→ **What is asked**:
Every line below must be reproduced exactly. Copy them all.

Stored data:
--------

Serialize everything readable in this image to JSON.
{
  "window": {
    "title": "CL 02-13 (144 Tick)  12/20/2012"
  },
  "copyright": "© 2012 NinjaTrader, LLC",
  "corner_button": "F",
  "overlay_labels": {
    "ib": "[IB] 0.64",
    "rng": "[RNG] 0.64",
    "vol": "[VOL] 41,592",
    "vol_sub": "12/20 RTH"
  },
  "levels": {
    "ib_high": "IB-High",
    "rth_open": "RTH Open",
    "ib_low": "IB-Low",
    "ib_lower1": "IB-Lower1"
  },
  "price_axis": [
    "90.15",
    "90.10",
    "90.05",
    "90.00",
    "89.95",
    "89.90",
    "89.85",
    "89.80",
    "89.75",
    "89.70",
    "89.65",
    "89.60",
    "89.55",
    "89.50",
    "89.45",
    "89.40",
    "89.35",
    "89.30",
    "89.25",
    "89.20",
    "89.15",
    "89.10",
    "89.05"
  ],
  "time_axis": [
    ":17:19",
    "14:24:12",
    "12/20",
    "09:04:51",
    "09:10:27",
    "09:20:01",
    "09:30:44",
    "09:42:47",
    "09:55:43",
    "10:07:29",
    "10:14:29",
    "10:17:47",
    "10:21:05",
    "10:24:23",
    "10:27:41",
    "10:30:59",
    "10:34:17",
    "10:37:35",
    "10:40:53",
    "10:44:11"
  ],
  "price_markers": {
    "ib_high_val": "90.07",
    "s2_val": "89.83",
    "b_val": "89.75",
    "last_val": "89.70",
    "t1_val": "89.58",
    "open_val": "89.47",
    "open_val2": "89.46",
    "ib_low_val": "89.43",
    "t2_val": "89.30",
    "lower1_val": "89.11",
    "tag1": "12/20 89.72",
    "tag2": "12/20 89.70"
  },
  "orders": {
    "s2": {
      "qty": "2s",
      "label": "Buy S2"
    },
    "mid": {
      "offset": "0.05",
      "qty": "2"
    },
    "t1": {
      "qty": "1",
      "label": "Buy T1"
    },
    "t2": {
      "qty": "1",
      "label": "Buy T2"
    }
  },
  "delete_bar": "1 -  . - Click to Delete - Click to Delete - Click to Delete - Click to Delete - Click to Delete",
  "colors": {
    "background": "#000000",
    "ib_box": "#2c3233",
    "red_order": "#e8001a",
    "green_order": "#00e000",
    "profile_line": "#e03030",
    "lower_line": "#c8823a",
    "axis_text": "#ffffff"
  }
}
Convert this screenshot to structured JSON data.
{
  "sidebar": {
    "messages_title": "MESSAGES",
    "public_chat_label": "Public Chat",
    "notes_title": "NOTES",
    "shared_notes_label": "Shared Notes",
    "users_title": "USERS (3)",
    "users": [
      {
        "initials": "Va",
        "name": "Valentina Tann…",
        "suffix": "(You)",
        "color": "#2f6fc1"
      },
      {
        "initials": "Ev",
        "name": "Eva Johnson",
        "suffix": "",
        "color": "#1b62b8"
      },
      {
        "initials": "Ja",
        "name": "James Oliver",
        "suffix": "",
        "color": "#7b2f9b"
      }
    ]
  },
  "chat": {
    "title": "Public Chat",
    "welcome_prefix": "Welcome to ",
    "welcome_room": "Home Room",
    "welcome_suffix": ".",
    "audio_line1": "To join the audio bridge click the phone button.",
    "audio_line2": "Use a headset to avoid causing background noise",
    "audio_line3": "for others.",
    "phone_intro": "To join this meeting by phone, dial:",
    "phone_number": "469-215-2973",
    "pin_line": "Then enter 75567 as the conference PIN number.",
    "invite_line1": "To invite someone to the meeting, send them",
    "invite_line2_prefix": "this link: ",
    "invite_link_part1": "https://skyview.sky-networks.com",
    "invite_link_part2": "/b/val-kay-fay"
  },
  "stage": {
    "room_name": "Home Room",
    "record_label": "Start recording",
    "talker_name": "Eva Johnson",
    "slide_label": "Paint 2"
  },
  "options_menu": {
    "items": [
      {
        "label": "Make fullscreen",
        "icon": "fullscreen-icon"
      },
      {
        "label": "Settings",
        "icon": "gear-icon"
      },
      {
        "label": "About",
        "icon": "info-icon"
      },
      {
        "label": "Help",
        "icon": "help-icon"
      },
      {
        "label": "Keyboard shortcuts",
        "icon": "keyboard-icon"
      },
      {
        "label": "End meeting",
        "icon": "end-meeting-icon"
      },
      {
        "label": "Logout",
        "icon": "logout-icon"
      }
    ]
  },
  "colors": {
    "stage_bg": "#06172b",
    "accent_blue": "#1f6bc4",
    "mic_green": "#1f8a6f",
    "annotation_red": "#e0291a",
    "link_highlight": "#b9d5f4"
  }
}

--------

→ **Solution for this task**:
Serialize everything readable in this image to JSON.
{
  "window": {
    "title": "CL 02-13 (144 Tick)  12/20/2012"
  },
  "copyright": "© 2012 NinjaTrader, LLC",
  "corner_button": "F",
  "overlay_labels": {
    "ib": "[IB] 0.64",
    "rng": "[RNG] 0.64",
    "vol": "[VOL] 41,592",
    "vol_sub": "12/20 RTH"
  },
  "levels": {
    "ib_high": "IB-High",
    "rth_open": "RTH Open",
    "ib_low": "IB-Low",
    "ib_lower1": "IB-Lower1"
  },
  "price_axis": [
    "90.15",
    "90.10",
    "90.05",
    "90.00",
    "89.95",
    "89.90",
    "89.85",
    "89.80",
    "89.75",
    "89.70",
    "89.65",
    "89.60",
    "89.55",
    "89.50",
    "89.45",
    "89.40",
    "89.35",
    "89.30",
    "89.25",
    "89.20",
    "89.15",
    "89.10",
    "89.05"
  ],
  "time_axis": [
    ":17:19",
    "14:24:12",
    "12/20",
    "09:04:51",
    "09:10:27",
    "09:20:01",
    "09:30:44",
    "09:42:47",
    "09:55:43",
    "10:07:29",
    "10:14:29",
    "10:17:47",
    "10:21:05",
    "10:24:23",
    "10:27:41",
    "10:30:59",
    "10:34:17",
    "10:37:35",
    "10:40:53",
    "10:44:11"
  ],
  "price_markers": {
    "ib_high_val": "90.07",
    "s2_val": "89.83",
    "b_val": "89.75",
    "last_val": "89.70",
    "t1_val": "89.58",
    "open_val": "89.47",
    "open_val2": "89.46",
    "ib_low_val": "89.43",
    "t2_val": "89.30",
    "lower1_val": "89.11",
    "tag1": "12/20 89.72",
    "tag2": "12/20 89.70"
  },
  "orders": {
    "s2": {
      "qty": "2s",
      "label": "Buy S2"
    },
    "mid": {
      "offset": "0.05",
      "qty": "2"
    },
    "t1": {
      "qty": "1",
      "label": "Buy T1"
    },
    "t2": {
      "qty": "1",
      "label": "Buy T2"
    }
  },
  "delete_bar": "1 -  . - Click to Delete - Click to Delete - Click to Delete - Click to Delete - Click to Delete",
  "colors": {
    "background": "#000000",
    "ib_box": "#2c3233",
    "red_order": "#e8001a",
    "green_order": "#00e000",
    "profile_line": "#e03030",
    "lower_line": "#c8823a",
    "axis_text": "#ffffff"
  }
}
Convert this screenshot to structured JSON data.
{
  "sidebar": {
    "messages_title": "MESSAGES",
    "public_chat_label": "Public Chat",
    "notes_title": "NOTES",
    "shared_notes_label": "Shared Notes",
    "users_title": "USERS (3)",
    "users": [
      {
        "initials": "Va",
        "name": "Valentina Tann…",
        "suffix": "(You)",
        "color": "#2f6fc1"
      },
      {
        "initials": "Ev",
        "name": "Eva Johnson",
        "suffix": "",
        "color": "#1b62b8"
      },
      {
        "initials": "Ja",
        "name": "James Oliver",
        "suffix": "",
        "color": "#7b2f9b"
      }
    ]
  },
  "chat": {
    "title": "Public Chat",
    "welcome_prefix": "Welcome to ",
    "welcome_room": "Home Room",
    "welcome_suffix": ".",
    "audio_line1": "To join the audio bridge click the phone button.",
    "audio_line2": "Use a headset to avoid causing background noise",
    "audio_line3": "for others.",
    "phone_intro": "To join this meeting by phone, dial:",
    "phone_number": "469-215-2973",
    "pin_line": "Then enter 75567 as the conference PIN number.",
    "invite_line1": "To invite someone to the meeting, send them",
    "invite_line2_prefix": "this link: ",
    "invite_link_part1": "https://skyview.sky-networks.com",
    "invite_link_part2": "/b/val-kay-fay"
  },
  "stage": {
    "room_name": "Home Room",
    "record_label": "Start recording",
    "talker_name": "Eva Johnson",
    "slide_label": "Paint 2"
  },
  "options_menu": {
    "items": [
      {
        "label": "Make fullscreen",
        "icon": "fullscreen-icon"
      },
      {
        "label": "Settings",
        "icon": "gear-icon"
      },
      {
        "label": "About",
        "icon": "info-icon"
      },
      {
        "label": "Help",
        "icon": "help-icon"
      },
      {
        "label": "Keyboard shortcuts",
        "icon": "keyboard-icon"
      },
      {
        "label": "End meeting",
        "icon": "end-meeting-icon"
      },
      {
        "label": "Logout",
        "icon": "logout-icon"
      }
    ]
  },
  "colors": {
    "stage_bg": "#06172b",
    "accent_blue": "#1f6bc4",
    "mic_green": "#1f8a6f",
    "annotation_red": "#e0291a",
    "link_highlight": "#b9d5f4"
  }
}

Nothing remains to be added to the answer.